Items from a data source
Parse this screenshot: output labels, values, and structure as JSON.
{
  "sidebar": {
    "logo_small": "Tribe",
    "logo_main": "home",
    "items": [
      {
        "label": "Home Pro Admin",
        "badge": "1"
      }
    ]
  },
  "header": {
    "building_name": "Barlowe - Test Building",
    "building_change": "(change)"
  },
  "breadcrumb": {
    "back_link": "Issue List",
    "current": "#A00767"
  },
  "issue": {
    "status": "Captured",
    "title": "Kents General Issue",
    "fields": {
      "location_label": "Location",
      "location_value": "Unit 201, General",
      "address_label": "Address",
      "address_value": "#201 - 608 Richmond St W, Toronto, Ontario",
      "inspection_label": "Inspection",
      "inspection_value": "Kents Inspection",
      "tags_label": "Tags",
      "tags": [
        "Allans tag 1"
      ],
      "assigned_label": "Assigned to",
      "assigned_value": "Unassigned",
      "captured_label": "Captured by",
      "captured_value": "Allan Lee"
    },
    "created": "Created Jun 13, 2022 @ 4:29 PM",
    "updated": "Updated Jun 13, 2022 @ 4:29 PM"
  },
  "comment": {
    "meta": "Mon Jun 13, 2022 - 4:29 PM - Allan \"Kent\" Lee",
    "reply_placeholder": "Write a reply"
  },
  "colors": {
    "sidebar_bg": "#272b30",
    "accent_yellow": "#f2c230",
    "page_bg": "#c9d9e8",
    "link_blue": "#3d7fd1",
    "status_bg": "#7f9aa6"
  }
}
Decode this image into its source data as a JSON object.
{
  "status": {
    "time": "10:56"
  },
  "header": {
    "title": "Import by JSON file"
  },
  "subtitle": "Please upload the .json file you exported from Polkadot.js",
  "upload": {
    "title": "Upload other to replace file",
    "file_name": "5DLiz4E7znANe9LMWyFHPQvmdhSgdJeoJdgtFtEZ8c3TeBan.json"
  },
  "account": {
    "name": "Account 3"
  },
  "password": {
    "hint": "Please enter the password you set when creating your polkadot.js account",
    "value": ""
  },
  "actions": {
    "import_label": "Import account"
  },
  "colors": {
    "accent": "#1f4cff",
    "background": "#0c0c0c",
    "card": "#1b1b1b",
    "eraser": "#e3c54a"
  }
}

→ EXERCISE PROMPT:
Your task is to quote the listing above word for word.

→ ANSWER TO THE PROBLEM:
Parse this screenshot: output labels, values, and structure as JSON.
{
  "sidebar": {
    "logo_small": "Tribe",
    "logo_main": "home",
    "items": [
      {
        "label": "Home Pro Admin",
        "badge": "1"
      }
    ]
  },
  "header": {
    "building_name": "Barlowe - Test Building",
    "building_change": "(change)"
  },
  "breadcrumb": {
    "back_link": "Issue List",
    "current": "#A00767"
  },
  "issue": {
    "status": "Captured",
    "title": "Kents General Issue",
    "fields": {
      "location_label": "Location",
      "location_value": "Unit 201, General",
      "address_label": "Address",
      "address_value": "#201 - 608 Richmond St W, Toronto, Ontario",
      "inspection_label": "Inspection",
      "inspection_value": "Kents Inspection",
      "tags_label": "Tags",
      "tags": [
        "Allans tag 1"
      ],
      "assigned_label": "Assigned to",
      "assigned_value": "Unassigned",
      "captured_label": "Captured by",
      "captured_value": "Allan Lee"
    },
    "created": "Created Jun 13, 2022 @ 4:29 PM",
    "updated": "Updated Jun 13, 2022 @ 4:29 PM"
  },
  "comment": {
    "meta": "Mon Jun 13, 2022 - 4:29 PM - Allan \"Kent\" Lee",
    "reply_placeholder": "Write a reply"
  },
  "colors": {
    "sidebar_bg": "#272b30",
    "accent_yellow": "#f2c230",
    "page_bg": "#c9d9e8",
    "link_blue": "#3d7fd1",
    "status_bg": "#7f9aa6"
  }
}
Decode this image into its source data as a JSON object.
{
  "status": {
    "time": "10:56"
  },
  "header": {
    "title": "Import by JSON file"
  },
  "subtitle": "Please upload the .json file you exported from Polkadot.js",
  "upload": {
    "title": "Upload other to replace file",
    "file_name": "5DLiz4E7znANe9LMWyFHPQvmdhSgdJeoJdgtFtEZ8c3TeBan.json"
  },
  "account": {
    "name": "Account 3"
  },
  "password": {
    "hint": "Please enter the password you set when creating your polkadot.js account",
    "value": ""
  },
  "actions": {
    "import_label": "Import account"
  },
  "colors": {
    "accent": "#1f4cff",
    "background": "#0c0c0c",
    "card": "#1b1b1b",
    "eraser": "#e3c54a"
  }
}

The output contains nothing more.